**Task objective**
Pictures don't belong in the copy; print all the records exactly.

## BEGIN Input records

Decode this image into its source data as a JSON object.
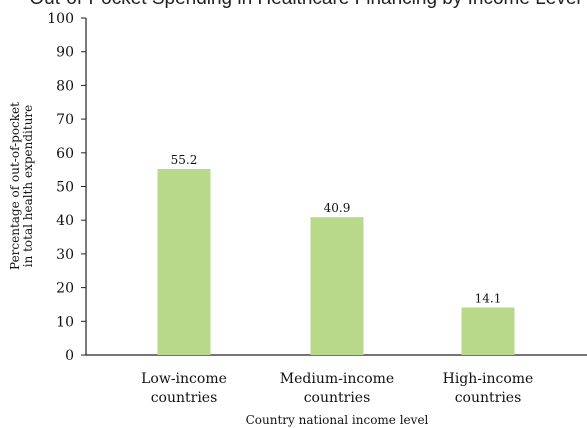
{
  "chart_data": {
    "type": "bar",
    "title": "Out-of-Pocket Spending in Healthcare Financing by Income Level",
    "xlabel": "Country national income level",
    "ylabel_lines": [
      "Percentage of out-of-pocket",
      "in total health expenditure"
    ],
    "categories": [
      [
        "Low-income",
        "countries"
      ],
      [
        "Medium-income",
        "countries"
      ],
      [
        "High-income",
        "countries"
      ]
    ],
    "values": [
      55.2,
      40.9,
      14.1
    ],
    "value_labels": [
      "55.2",
      "40.9",
      "14.1"
    ],
    "ylim": [
      0,
      100
    ],
    "yticks": [
      0,
      10,
      20,
      30,
      40,
      50,
      60,
      70,
      80,
      90,
      100
    ],
    "grid": false,
    "legend": "none",
    "colors": {
      "bar": "#b8d98a",
      "axis": "#222222"
    }
  }
}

## END Input records

**Correct answer**
Decode this image into its source data as a JSON object.
{
  "chart_data": {
    "type": "bar",
    "title": "Out-of-Pocket Spending in Healthcare Financing by Income Level",
    "xlabel": "Country national income level",
    "ylabel_lines": [
      "Percentage of out-of-pocket",
      "in total health expenditure"
    ],
    "categories": [
      [
        "Low-income",
        "countries"
      ],
      [
        "Medium-income",
        "countries"
      ],
      [
        "High-income",
        "countries"
      ]
    ],
    "values": [
      55.2,
      40.9,
      14.1
    ],
    "value_labels": [
      "55.2",
      "40.9",
      "14.1"
    ],
    "ylim": [
      0,
      100
    ],
    "yticks": [
      0,
      10,
      20,
      30,
      40,
      50,
      60,
      70,
      80,
      90,
      100
    ],
    "grid": false,
    "legend": "none",
    "colors": {
      "bar": "#b8d98a",
      "axis": "#222222"
    }
  }
}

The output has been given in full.